-- BEGIN DATA PROVIDED --
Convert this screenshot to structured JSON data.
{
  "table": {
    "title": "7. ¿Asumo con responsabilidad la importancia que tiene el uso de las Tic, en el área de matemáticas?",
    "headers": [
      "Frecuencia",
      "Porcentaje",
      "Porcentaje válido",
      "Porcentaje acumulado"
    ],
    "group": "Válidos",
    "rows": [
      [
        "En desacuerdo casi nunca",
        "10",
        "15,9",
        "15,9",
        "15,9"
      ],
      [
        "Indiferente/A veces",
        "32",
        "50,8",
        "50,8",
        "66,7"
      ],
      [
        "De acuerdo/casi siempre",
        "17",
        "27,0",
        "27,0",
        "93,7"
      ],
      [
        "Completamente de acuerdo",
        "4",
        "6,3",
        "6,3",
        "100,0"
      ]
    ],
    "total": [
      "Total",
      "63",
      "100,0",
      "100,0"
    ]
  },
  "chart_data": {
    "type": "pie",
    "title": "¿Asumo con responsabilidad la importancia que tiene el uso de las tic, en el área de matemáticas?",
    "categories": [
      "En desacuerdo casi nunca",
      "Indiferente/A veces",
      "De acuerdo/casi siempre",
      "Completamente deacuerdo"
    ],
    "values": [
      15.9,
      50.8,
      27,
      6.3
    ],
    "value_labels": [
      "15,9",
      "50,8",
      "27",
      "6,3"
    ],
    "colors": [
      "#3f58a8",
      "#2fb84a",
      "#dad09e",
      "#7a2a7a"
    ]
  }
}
-- END DATA PROVIDED --
-- BEGIN DATA PROVIDED --
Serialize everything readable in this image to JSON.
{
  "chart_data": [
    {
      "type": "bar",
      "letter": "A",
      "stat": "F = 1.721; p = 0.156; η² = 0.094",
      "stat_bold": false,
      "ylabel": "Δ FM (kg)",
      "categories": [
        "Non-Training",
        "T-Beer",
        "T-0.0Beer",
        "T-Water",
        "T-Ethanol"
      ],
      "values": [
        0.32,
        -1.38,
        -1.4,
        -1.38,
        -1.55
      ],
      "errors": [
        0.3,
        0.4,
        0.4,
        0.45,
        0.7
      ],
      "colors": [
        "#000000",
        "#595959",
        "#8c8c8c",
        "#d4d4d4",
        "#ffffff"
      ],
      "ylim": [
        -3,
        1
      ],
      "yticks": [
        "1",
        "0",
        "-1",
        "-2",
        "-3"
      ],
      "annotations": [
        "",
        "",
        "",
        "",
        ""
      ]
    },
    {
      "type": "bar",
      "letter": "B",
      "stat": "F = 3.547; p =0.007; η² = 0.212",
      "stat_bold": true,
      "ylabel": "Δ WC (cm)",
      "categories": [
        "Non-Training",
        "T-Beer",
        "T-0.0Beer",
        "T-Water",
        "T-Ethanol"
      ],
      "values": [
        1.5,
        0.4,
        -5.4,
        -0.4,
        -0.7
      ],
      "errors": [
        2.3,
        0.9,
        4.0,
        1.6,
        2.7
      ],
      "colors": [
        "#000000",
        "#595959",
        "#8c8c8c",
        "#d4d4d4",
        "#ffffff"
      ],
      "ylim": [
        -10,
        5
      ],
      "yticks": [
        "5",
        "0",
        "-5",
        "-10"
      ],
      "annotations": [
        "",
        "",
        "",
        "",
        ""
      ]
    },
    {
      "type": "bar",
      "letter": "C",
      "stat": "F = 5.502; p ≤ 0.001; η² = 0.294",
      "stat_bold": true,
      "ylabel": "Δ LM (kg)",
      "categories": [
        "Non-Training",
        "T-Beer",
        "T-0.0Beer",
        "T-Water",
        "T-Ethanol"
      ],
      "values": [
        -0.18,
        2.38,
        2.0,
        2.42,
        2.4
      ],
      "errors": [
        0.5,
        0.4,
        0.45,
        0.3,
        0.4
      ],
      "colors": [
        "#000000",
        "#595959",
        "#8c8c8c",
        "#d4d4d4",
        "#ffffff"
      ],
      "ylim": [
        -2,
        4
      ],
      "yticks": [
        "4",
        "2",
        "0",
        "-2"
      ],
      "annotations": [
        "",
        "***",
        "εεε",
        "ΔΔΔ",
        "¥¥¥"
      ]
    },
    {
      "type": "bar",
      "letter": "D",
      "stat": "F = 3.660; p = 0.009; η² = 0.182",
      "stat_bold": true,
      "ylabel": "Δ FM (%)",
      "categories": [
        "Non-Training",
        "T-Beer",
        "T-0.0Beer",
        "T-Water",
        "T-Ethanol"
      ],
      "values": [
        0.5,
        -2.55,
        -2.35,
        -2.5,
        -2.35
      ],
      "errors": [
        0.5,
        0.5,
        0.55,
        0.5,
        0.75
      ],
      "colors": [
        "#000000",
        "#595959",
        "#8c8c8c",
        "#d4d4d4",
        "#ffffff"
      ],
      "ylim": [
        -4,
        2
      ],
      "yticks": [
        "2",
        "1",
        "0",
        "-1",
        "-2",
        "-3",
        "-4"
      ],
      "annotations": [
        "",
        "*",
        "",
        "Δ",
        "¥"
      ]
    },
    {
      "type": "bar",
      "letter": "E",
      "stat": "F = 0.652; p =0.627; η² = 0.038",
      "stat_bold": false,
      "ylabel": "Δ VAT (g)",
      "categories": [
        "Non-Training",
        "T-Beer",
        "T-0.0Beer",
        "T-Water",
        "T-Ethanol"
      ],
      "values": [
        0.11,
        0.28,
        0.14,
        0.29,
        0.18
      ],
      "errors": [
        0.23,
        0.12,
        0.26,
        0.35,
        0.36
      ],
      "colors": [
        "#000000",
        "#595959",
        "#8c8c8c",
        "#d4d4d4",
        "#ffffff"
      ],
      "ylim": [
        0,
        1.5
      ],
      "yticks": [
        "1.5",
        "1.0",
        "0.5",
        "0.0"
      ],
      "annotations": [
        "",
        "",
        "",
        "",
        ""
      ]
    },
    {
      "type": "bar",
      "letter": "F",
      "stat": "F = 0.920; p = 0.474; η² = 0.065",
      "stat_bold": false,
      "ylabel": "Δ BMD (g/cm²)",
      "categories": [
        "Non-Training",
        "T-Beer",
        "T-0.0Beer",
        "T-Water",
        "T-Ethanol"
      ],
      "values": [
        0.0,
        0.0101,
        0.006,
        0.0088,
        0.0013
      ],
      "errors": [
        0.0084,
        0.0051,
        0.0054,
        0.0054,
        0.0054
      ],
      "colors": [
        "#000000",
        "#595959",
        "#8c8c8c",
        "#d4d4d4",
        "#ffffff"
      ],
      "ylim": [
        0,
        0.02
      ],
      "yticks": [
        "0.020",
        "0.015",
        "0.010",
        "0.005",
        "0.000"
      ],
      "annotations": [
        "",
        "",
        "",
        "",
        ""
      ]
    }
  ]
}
-- END DATA PROVIDED --
Gather each line in the data that holds the string "siempre".

        "De acuerdo/casi siempre",
      "De acuerdo/casi siempre",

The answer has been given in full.